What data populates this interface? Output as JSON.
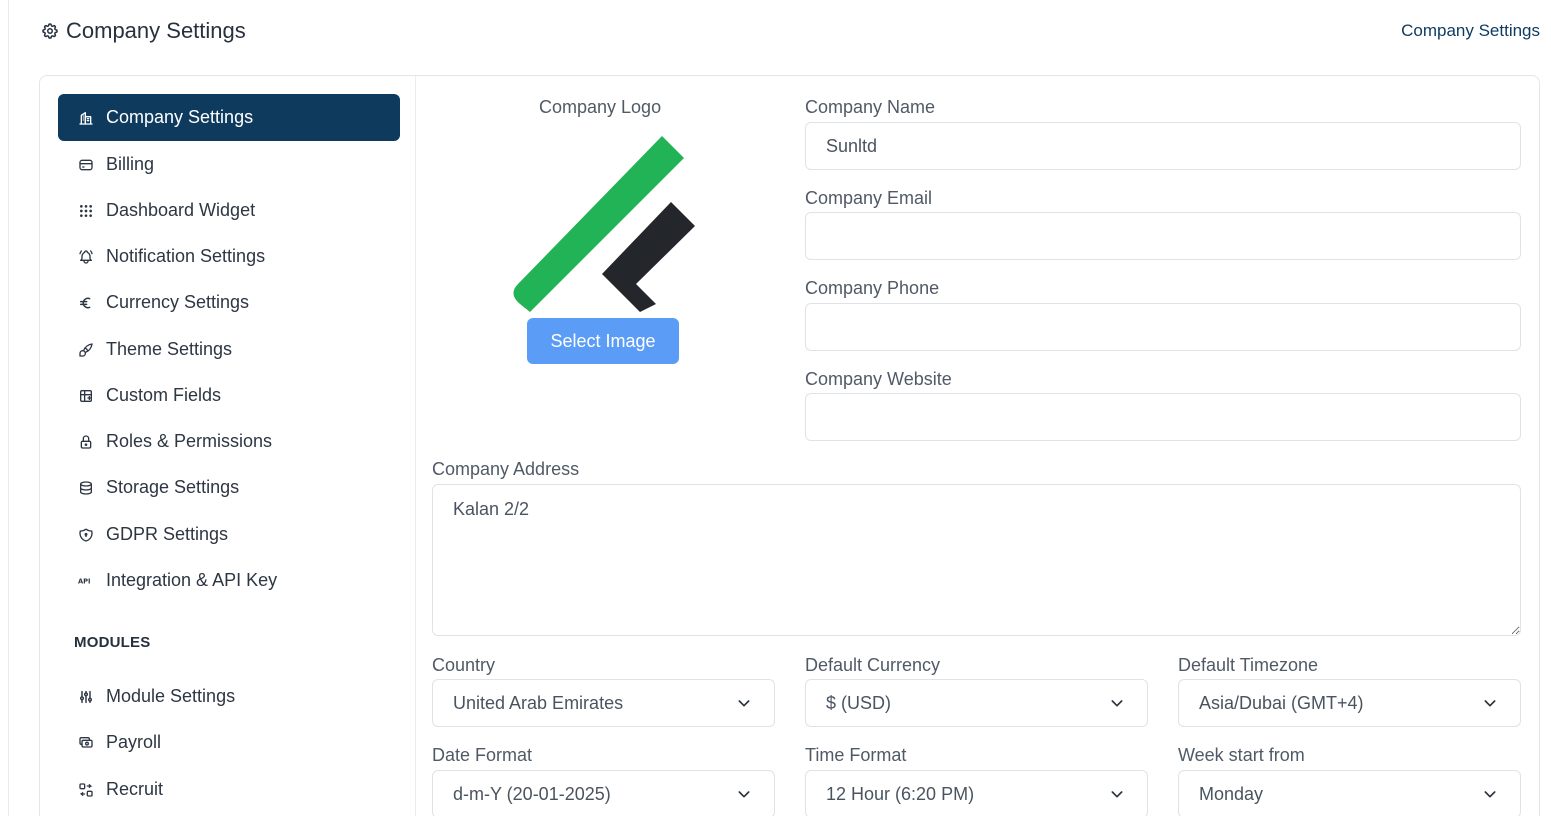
{
  "header": {
    "title": "Company Settings",
    "title_icon": "gear-icon",
    "breadcrumb": "Company Settings"
  },
  "sidebar": {
    "items": [
      {
        "label": "Company Settings",
        "icon": "building-icon",
        "active": true
      },
      {
        "label": "Billing",
        "icon": "credit-card-icon"
      },
      {
        "label": "Dashboard Widget",
        "icon": "grid-dots-icon"
      },
      {
        "label": "Notification Settings",
        "icon": "bell-icon"
      },
      {
        "label": "Currency Settings",
        "icon": "euro-icon"
      },
      {
        "label": "Theme Settings",
        "icon": "brush-icon"
      },
      {
        "label": "Custom Fields",
        "icon": "table-icon"
      },
      {
        "label": "Roles & Permissions",
        "icon": "lock-icon"
      },
      {
        "label": "Storage Settings",
        "icon": "database-icon"
      },
      {
        "label": "GDPR Settings",
        "icon": "shield-icon"
      },
      {
        "label": "Integration & API Key",
        "icon": "api-icon"
      }
    ],
    "modules_heading": "MODULES",
    "modules": [
      {
        "label": "Module Settings",
        "icon": "sliders-icon"
      },
      {
        "label": "Payroll",
        "icon": "cash-icon"
      },
      {
        "label": "Recruit",
        "icon": "recruit-icon"
      }
    ]
  },
  "logo": {
    "label": "Company Logo",
    "button_label": "Select Image"
  },
  "form": {
    "company_name": {
      "label": "Company Name",
      "value": "Sunltd"
    },
    "company_email": {
      "label": "Company Email",
      "value": ""
    },
    "company_phone": {
      "label": "Company Phone",
      "value": ""
    },
    "company_website": {
      "label": "Company Website",
      "value": ""
    },
    "company_address": {
      "label": "Company Address",
      "value": "Kalan 2/2"
    },
    "country": {
      "label": "Country",
      "value": "United Arab Emirates"
    },
    "default_currency": {
      "label": "Default Currency",
      "value": "$ (USD)"
    },
    "default_timezone": {
      "label": "Default Timezone",
      "value": "Asia/Dubai (GMT+4)"
    },
    "date_format": {
      "label": "Date Format",
      "value": "d-m-Y (20-01-2025)"
    },
    "time_format": {
      "label": "Time Format",
      "value": "12 Hour (6:20 PM)"
    },
    "week_start": {
      "label": "Week start from",
      "value": "Monday"
    }
  },
  "colors": {
    "primary": "#0e3a5e",
    "button": "#5b9cf7",
    "logo_green": "#22b357",
    "logo_dark": "#23262b"
  }
}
━━━━━━━━━━━━━━━━━━━━━━━━━━━━━━
## What to do:
State how many lines above include the word "value", and nothing more.

## Correct result:
11